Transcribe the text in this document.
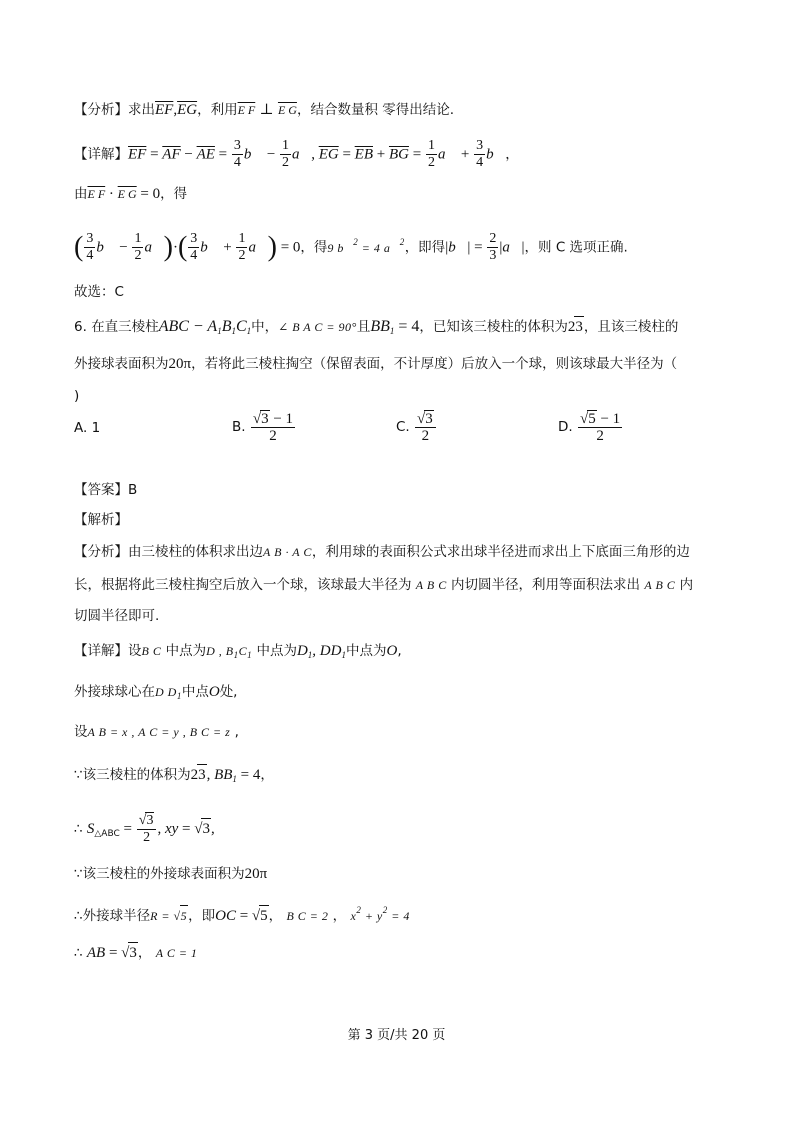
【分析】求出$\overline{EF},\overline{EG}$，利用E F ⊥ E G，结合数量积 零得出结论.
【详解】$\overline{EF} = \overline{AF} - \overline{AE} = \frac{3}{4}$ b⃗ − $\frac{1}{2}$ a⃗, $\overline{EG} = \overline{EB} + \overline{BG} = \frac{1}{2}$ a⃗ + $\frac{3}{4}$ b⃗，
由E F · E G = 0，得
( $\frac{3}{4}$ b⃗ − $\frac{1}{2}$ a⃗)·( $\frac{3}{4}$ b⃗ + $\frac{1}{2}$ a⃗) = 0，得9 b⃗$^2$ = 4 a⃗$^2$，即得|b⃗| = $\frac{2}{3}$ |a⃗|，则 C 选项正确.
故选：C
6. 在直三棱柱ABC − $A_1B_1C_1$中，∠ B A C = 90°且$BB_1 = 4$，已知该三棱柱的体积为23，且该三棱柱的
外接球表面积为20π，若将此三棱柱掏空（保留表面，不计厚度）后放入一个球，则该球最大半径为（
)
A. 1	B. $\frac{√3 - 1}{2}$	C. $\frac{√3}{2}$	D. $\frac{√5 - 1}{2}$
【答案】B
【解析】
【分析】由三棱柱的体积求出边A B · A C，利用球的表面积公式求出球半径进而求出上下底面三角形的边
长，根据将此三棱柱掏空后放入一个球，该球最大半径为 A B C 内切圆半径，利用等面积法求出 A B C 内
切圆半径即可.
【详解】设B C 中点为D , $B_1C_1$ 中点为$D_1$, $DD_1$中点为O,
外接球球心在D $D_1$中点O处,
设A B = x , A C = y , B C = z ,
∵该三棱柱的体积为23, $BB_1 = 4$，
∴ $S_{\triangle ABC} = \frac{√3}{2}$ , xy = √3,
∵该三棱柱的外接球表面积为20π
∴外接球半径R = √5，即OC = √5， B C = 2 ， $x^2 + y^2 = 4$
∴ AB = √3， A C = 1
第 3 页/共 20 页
━━━━━━━━━━━━━━━━━━━━
→ Request: Leave the images out, please, and restate each line word for word.

→ Exercise response:
Transcribe the text in this document.
【分析】求出$\overline{EF},\overline{EG}$，利用E F ⊥ E G，结合数量积 零得出结论.
【详解】$\overline{EF} = \overline{AF} - \overline{AE} = \frac{3}{4}$ b⃗ − $\frac{1}{2}$ a⃗, $\overline{EG} = \overline{EB} + \overline{BG} = \frac{1}{2}$ a⃗ + $\frac{3}{4}$ b⃗，
由E F · E G = 0，得
( $\frac{3}{4}$ b⃗ − $\frac{1}{2}$ a⃗)·( $\frac{3}{4}$ b⃗ + $\frac{1}{2}$ a⃗) = 0，得9 b⃗$^2$ = 4 a⃗$^2$，即得|b⃗| = $\frac{2}{3}$ |a⃗|，则 C 选项正确.
故选：C
6. 在直三棱柱ABC − $A_1B_1C_1$中，∠ B A C = 90°且$BB_1 = 4$，已知该三棱柱的体积为23，且该三棱柱的
外接球表面积为20π，若将此三棱柱掏空（保留表面，不计厚度）后放入一个球，则该球最大半径为（
)
A. 1	B. $\frac{√3 - 1}{2}$	C. $\frac{√3}{2}$	D. $\frac{√5 - 1}{2}$
【答案】B
【解析】
【分析】由三棱柱的体积求出边A B · A C，利用球的表面积公式求出球半径进而求出上下底面三角形的边
长，根据将此三棱柱掏空后放入一个球，该球最大半径为 A B C 内切圆半径，利用等面积法求出 A B C 内
切圆半径即可.
【详解】设B C 中点为D , $B_1C_1$ 中点为$D_1$, $DD_1$中点为O,
外接球球心在D $D_1$中点O处,
设A B = x , A C = y , B C = z ,
∵该三棱柱的体积为23, $BB_1 = 4$，
∴ $S_{\triangle ABC} = \frac{√3}{2}$ , xy = √3,
∵该三棱柱的外接球表面积为20π
∴外接球半径R = √5，即OC = √5， B C = 2 ， $x^2 + y^2 = 4$
∴ AB = √3， A C = 1
第 3 页/共 20 页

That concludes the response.